(Aim)
From the listing that follows, extract every line and set it down unaltered.

[Raw records]
▬▬▬

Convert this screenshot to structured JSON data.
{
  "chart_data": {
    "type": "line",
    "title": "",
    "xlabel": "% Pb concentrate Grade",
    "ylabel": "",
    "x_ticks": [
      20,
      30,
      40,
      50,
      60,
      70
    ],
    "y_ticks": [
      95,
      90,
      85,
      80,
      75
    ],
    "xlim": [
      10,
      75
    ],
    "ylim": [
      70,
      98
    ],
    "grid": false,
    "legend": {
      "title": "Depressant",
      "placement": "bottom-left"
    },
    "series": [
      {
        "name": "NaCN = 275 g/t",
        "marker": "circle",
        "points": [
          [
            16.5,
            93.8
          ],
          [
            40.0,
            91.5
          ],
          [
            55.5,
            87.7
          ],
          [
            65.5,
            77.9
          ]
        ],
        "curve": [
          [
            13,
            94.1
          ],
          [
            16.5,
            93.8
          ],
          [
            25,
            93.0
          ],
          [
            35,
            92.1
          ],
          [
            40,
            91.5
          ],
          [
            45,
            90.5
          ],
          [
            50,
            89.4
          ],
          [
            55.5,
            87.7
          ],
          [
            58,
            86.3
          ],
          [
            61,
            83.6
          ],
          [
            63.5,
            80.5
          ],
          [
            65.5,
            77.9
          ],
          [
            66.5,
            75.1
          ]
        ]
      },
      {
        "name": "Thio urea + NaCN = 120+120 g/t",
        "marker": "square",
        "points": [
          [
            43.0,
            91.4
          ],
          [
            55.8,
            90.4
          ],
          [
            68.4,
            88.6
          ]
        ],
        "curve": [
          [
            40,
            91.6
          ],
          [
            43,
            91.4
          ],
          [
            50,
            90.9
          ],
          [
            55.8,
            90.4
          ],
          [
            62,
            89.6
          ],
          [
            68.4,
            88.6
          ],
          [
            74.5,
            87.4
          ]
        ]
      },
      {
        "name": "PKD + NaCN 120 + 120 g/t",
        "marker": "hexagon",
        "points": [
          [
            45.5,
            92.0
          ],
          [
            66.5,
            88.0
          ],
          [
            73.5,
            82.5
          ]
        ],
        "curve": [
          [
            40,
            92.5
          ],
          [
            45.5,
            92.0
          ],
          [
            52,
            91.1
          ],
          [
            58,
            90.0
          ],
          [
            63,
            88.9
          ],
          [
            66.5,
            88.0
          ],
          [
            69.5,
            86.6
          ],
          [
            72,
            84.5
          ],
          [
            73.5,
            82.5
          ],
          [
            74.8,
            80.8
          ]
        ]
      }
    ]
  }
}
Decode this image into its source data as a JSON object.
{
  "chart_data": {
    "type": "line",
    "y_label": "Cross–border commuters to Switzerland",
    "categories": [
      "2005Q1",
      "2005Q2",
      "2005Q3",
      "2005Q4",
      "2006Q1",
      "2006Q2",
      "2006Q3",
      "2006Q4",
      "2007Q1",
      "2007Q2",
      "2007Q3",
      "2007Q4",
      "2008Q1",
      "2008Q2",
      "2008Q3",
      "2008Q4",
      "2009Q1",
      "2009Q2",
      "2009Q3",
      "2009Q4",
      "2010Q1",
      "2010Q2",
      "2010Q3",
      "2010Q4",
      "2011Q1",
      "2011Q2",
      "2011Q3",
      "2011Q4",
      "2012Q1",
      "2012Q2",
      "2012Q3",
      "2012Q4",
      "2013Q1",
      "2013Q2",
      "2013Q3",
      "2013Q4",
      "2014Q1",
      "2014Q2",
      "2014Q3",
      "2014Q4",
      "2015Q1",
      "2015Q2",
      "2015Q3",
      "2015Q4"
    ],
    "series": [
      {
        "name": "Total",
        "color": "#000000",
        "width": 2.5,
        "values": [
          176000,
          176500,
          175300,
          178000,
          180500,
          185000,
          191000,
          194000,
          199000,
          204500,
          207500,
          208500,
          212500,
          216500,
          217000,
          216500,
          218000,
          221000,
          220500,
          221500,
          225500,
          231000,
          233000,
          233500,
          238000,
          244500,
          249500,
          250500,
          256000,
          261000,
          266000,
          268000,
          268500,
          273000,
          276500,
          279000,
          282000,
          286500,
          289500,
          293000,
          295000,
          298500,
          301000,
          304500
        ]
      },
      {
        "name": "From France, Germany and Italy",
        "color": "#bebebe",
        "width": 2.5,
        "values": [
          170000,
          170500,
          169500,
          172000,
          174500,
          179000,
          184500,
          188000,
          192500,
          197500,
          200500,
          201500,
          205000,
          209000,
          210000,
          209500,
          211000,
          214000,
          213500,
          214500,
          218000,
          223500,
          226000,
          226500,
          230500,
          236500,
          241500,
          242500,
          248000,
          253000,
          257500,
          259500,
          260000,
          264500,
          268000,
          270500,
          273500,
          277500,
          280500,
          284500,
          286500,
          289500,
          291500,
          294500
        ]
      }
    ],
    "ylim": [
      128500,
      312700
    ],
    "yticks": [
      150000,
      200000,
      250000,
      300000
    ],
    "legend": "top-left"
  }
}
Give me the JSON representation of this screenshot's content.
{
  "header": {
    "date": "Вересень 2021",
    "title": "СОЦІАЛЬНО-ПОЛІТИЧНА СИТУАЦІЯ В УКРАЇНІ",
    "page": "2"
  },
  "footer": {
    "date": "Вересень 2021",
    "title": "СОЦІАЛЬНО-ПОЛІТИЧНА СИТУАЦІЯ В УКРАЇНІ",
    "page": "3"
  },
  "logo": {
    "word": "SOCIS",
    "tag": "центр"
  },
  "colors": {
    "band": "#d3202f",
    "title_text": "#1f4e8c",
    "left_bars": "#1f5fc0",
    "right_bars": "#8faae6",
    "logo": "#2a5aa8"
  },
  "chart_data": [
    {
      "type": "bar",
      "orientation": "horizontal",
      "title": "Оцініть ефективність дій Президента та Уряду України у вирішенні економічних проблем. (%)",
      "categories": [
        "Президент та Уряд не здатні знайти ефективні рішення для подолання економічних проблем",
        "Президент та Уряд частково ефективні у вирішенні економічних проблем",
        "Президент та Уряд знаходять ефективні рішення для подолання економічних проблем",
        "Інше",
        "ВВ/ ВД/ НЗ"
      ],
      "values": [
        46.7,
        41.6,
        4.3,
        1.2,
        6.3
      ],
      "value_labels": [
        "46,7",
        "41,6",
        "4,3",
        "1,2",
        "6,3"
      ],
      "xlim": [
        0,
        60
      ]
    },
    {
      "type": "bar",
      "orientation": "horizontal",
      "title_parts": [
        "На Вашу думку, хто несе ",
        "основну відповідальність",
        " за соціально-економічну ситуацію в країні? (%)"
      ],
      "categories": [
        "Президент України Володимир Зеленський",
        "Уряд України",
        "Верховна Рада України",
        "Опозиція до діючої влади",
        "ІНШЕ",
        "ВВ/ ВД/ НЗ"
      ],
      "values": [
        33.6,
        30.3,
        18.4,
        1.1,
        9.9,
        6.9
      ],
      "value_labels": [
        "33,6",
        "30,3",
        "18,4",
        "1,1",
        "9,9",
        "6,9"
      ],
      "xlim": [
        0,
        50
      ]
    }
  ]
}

▬▬▬

(Result of the task)
Convert this screenshot to structured JSON data.
{
  "chart_data": {
    "type": "line",
    "title": "",
    "xlabel": "% Pb concentrate Grade",
    "ylabel": "",
    "x_ticks": [
      20,
      30,
      40,
      50,
      60,
      70
    ],
    "y_ticks": [
      95,
      90,
      85,
      80,
      75
    ],
    "xlim": [
      10,
      75
    ],
    "ylim": [
      70,
      98
    ],
    "grid": false,
    "legend": {
      "title": "Depressant",
      "placement": "bottom-left"
    },
    "series": [
      {
        "name": "NaCN = 275 g/t",
        "marker": "circle",
        "points": [
          [
            16.5,
            93.8
          ],
          [
            40.0,
            91.5
          ],
          [
            55.5,
            87.7
          ],
          [
            65.5,
            77.9
          ]
        ],
        "curve": [
          [
            13,
            94.1
          ],
          [
            16.5,
            93.8
          ],
          [
            25,
            93.0
          ],
          [
            35,
            92.1
          ],
          [
            40,
            91.5
          ],
          [
            45,
            90.5
          ],
          [
            50,
            89.4
          ],
          [
            55.5,
            87.7
          ],
          [
            58,
            86.3
          ],
          [
            61,
            83.6
          ],
          [
            63.5,
            80.5
          ],
          [
            65.5,
            77.9
          ],
          [
            66.5,
            75.1
          ]
        ]
      },
      {
        "name": "Thio urea + NaCN = 120+120 g/t",
        "marker": "square",
        "points": [
          [
            43.0,
            91.4
          ],
          [
            55.8,
            90.4
          ],
          [
            68.4,
            88.6
          ]
        ],
        "curve": [
          [
            40,
            91.6
          ],
          [
            43,
            91.4
          ],
          [
            50,
            90.9
          ],
          [
            55.8,
            90.4
          ],
          [
            62,
            89.6
          ],
          [
            68.4,
            88.6
          ],
          [
            74.5,
            87.4
          ]
        ]
      },
      {
        "name": "PKD + NaCN 120 + 120 g/t",
        "marker": "hexagon",
        "points": [
          [
            45.5,
            92.0
          ],
          [
            66.5,
            88.0
          ],
          [
            73.5,
            82.5
          ]
        ],
        "curve": [
          [
            40,
            92.5
          ],
          [
            45.5,
            92.0
          ],
          [
            52,
            91.1
          ],
          [
            58,
            90.0
          ],
          [
            63,
            88.9
          ],
          [
            66.5,
            88.0
          ],
          [
            69.5,
            86.6
          ],
          [
            72,
            84.5
          ],
          [
            73.5,
            82.5
          ],
          [
            74.8,
            80.8
          ]
        ]
      }
    ]
  }
}
Decode this image into its source data as a JSON object.
{
  "chart_data": {
    "type": "line",
    "y_label": "Cross–border commuters to Switzerland",
    "categories": [
      "2005Q1",
      "2005Q2",
      "2005Q3",
      "2005Q4",
      "2006Q1",
      "2006Q2",
      "2006Q3",
      "2006Q4",
      "2007Q1",
      "2007Q2",
      "2007Q3",
      "2007Q4",
      "2008Q1",
      "2008Q2",
      "2008Q3",
      "2008Q4",
      "2009Q1",
      "2009Q2",
      "2009Q3",
      "2009Q4",
      "2010Q1",
      "2010Q2",
      "2010Q3",
      "2010Q4",
      "2011Q1",
      "2011Q2",
      "2011Q3",
      "2011Q4",
      "2012Q1",
      "2012Q2",
      "2012Q3",
      "2012Q4",
      "2013Q1",
      "2013Q2",
      "2013Q3",
      "2013Q4",
      "2014Q1",
      "2014Q2",
      "2014Q3",
      "2014Q4",
      "2015Q1",
      "2015Q2",
      "2015Q3",
      "2015Q4"
    ],
    "series": [
      {
        "name": "Total",
        "color": "#000000",
        "width": 2.5,
        "values": [
          176000,
          176500,
          175300,
          178000,
          180500,
          185000,
          191000,
          194000,
          199000,
          204500,
          207500,
          208500,
          212500,
          216500,
          217000,
          216500,
          218000,
          221000,
          220500,
          221500,
          225500,
          231000,
          233000,
          233500,
          238000,
          244500,
          249500,
          250500,
          256000,
          261000,
          266000,
          268000,
          268500,
          273000,
          276500,
          279000,
          282000,
          286500,
          289500,
          293000,
          295000,
          298500,
          301000,
          304500
        ]
      },
      {
        "name": "From France, Germany and Italy",
        "color": "#bebebe",
        "width": 2.5,
        "values": [
          170000,
          170500,
          169500,
          172000,
          174500,
          179000,
          184500,
          188000,
          192500,
          197500,
          200500,
          201500,
          205000,
          209000,
          210000,
          209500,
          211000,
          214000,
          213500,
          214500,
          218000,
          223500,
          226000,
          226500,
          230500,
          236500,
          241500,
          242500,
          248000,
          253000,
          257500,
          259500,
          260000,
          264500,
          268000,
          270500,
          273500,
          277500,
          280500,
          284500,
          286500,
          289500,
          291500,
          294500
        ]
      }
    ],
    "ylim": [
      128500,
      312700
    ],
    "yticks": [
      150000,
      200000,
      250000,
      300000
    ],
    "legend": "top-left"
  }
}
Give me the JSON representation of this screenshot's content.
{
  "header": {
    "date": "Вересень 2021",
    "title": "СОЦІАЛЬНО-ПОЛІТИЧНА СИТУАЦІЯ В УКРАЇНІ",
    "page": "2"
  },
  "footer": {
    "date": "Вересень 2021",
    "title": "СОЦІАЛЬНО-ПОЛІТИЧНА СИТУАЦІЯ В УКРАЇНІ",
    "page": "3"
  },
  "logo": {
    "word": "SOCIS",
    "tag": "центр"
  },
  "colors": {
    "band": "#d3202f",
    "title_text": "#1f4e8c",
    "left_bars": "#1f5fc0",
    "right_bars": "#8faae6",
    "logo": "#2a5aa8"
  },
  "chart_data": [
    {
      "type": "bar",
      "orientation": "horizontal",
      "title": "Оцініть ефективність дій Президента та Уряду України у вирішенні економічних проблем. (%)",
      "categories": [
        "Президент та Уряд не здатні знайти ефективні рішення для подолання економічних проблем",
        "Президент та Уряд частково ефективні у вирішенні економічних проблем",
        "Президент та Уряд знаходять ефективні рішення для подолання економічних проблем",
        "Інше",
        "ВВ/ ВД/ НЗ"
      ],
      "values": [
        46.7,
        41.6,
        4.3,
        1.2,
        6.3
      ],
      "value_labels": [
        "46,7",
        "41,6",
        "4,3",
        "1,2",
        "6,3"
      ],
      "xlim": [
        0,
        60
      ]
    },
    {
      "type": "bar",
      "orientation": "horizontal",
      "title_parts": [
        "На Вашу думку, хто несе ",
        "основну відповідальність",
        " за соціально-економічну ситуацію в країні? (%)"
      ],
      "categories": [
        "Президент України Володимир Зеленський",
        "Уряд України",
        "Верховна Рада України",
        "Опозиція до діючої влади",
        "ІНШЕ",
        "ВВ/ ВД/ НЗ"
      ],
      "values": [
        33.6,
        30.3,
        18.4,
        1.1,
        9.9,
        6.9
      ],
      "value_labels": [
        "33,6",
        "30,3",
        "18,4",
        "1,1",
        "9,9",
        "6,9"
      ],
      "xlim": [
        0,
        50
      ]
    }
  ]
}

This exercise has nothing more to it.